--- Start ---

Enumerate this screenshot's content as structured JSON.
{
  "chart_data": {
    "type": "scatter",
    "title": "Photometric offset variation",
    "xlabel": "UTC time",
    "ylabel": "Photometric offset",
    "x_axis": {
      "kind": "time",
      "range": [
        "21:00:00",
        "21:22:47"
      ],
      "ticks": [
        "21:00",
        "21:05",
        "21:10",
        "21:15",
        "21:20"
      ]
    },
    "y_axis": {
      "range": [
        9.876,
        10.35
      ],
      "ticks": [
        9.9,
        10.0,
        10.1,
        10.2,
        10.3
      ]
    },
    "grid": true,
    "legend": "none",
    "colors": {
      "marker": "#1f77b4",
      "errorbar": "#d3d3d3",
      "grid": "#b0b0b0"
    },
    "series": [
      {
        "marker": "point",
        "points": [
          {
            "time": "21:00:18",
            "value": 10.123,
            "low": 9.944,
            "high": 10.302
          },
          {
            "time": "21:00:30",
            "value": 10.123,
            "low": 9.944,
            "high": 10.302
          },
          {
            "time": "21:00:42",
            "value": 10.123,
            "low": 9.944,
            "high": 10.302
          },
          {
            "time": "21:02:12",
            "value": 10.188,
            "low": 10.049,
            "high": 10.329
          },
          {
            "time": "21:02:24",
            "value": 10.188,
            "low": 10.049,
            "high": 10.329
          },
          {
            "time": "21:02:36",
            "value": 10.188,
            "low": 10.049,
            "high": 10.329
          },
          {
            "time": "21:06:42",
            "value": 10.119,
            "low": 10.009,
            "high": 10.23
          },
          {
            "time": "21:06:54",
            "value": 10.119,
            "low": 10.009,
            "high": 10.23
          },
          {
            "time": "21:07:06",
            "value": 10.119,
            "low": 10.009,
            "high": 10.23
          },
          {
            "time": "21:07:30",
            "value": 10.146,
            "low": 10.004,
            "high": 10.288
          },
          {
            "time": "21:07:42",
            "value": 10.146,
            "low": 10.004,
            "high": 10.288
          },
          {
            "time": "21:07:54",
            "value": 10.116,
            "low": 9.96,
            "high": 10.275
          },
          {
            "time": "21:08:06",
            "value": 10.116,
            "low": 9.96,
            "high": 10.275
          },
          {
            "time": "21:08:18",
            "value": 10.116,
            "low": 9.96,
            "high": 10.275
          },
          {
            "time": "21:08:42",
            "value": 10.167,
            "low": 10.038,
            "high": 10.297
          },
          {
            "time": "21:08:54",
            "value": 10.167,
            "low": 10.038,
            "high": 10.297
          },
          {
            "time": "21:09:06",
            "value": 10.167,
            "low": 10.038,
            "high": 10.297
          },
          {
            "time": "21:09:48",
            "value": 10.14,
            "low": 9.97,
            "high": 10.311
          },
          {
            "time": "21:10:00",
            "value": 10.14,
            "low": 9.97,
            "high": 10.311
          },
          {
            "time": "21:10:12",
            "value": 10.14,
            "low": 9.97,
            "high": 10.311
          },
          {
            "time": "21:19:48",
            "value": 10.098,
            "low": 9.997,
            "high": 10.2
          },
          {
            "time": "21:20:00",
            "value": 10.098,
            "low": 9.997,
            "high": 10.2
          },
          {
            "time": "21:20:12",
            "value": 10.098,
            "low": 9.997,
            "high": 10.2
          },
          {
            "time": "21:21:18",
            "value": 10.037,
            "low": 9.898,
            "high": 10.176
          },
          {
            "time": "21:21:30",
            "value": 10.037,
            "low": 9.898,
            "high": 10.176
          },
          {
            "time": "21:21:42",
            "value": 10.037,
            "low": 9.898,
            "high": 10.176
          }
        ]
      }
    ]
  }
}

--- End ---

→ The exercise
Note how many lines in the listing above hold the string "offset", then give only that figure.

→ Full output
2